→ **SOURCE DATA**
==*==

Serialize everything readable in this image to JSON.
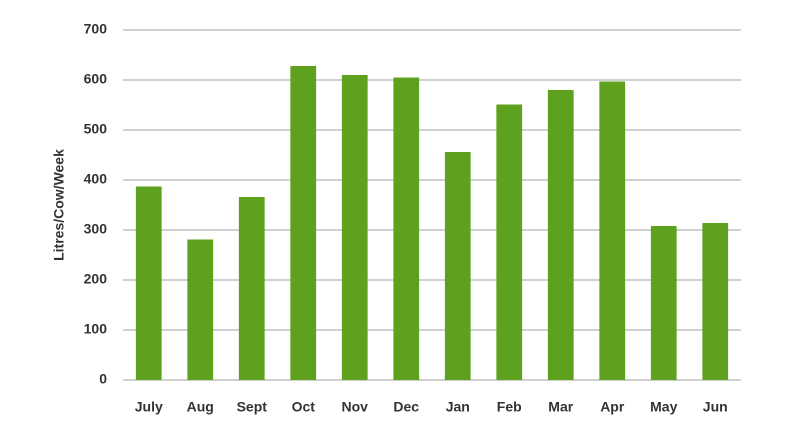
{
  "chart_data": {
    "type": "bar",
    "y_label": "Litres/Cow/Week",
    "categories": [
      "July",
      "Aug",
      "Sept",
      "Oct",
      "Nov",
      "Dec",
      "Jan",
      "Feb",
      "Mar",
      "Apr",
      "May",
      "Jun"
    ],
    "values": [
      387,
      281,
      366,
      628,
      610,
      605,
      456,
      551,
      580,
      597,
      308,
      314
    ],
    "color": "#5ea11f",
    "ylim": [
      0,
      700
    ],
    "yticks": [
      0,
      100,
      200,
      300,
      400,
      500,
      600,
      700
    ],
    "grid": true
  }
}
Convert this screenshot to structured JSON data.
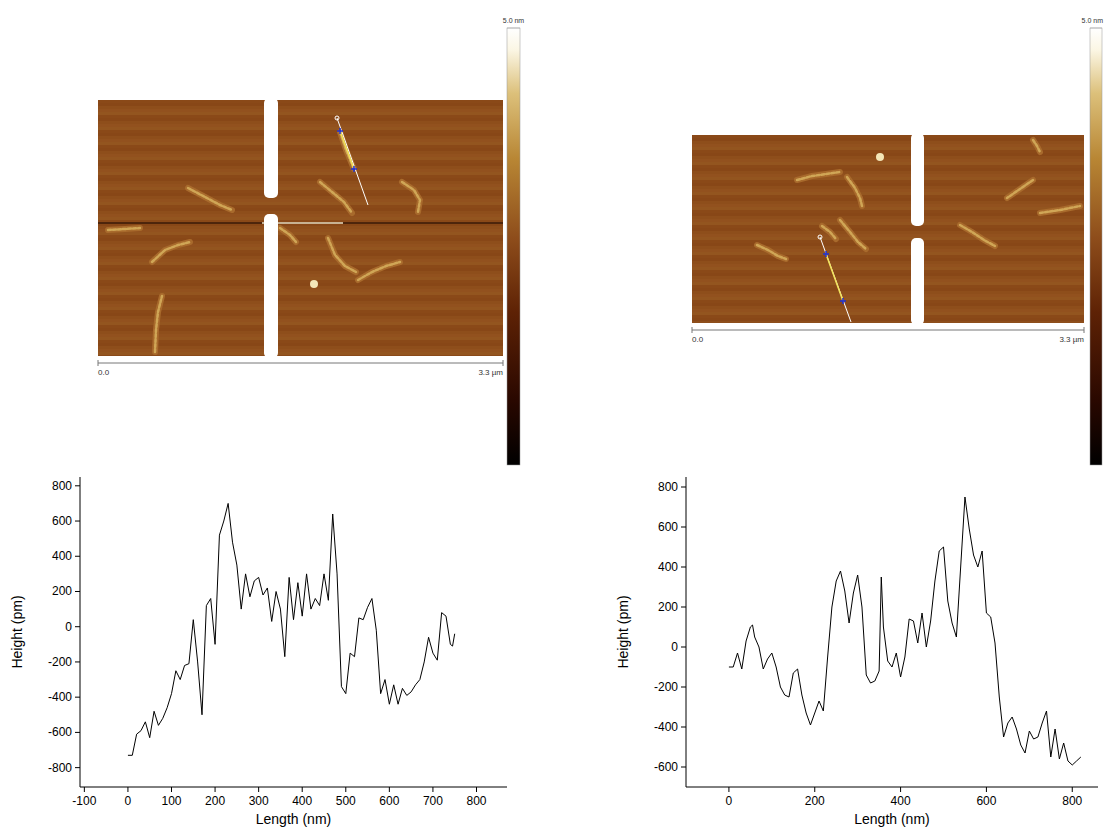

==*==

→ **WHAT TO DO**
Skip the pictures and print each record exactly as it stands.

→ **RESULT OF THE EXERCISE**
Serialize everything readable in this image to JSON.
{
  "chart_data": {
    "type": "bar",
    "y_label": "Litres/Cow/Week",
    "categories": [
      "July",
      "Aug",
      "Sept",
      "Oct",
      "Nov",
      "Dec",
      "Jan",
      "Feb",
      "Mar",
      "Apr",
      "May",
      "Jun"
    ],
    "values": [
      387,
      281,
      366,
      628,
      610,
      605,
      456,
      551,
      580,
      597,
      308,
      314
    ],
    "color": "#5ea11f",
    "ylim": [
      0,
      700
    ],
    "yticks": [
      0,
      100,
      200,
      300,
      400,
      500,
      600,
      700
    ],
    "grid": true
  }
}
Convert this screenshot to structured JSON data.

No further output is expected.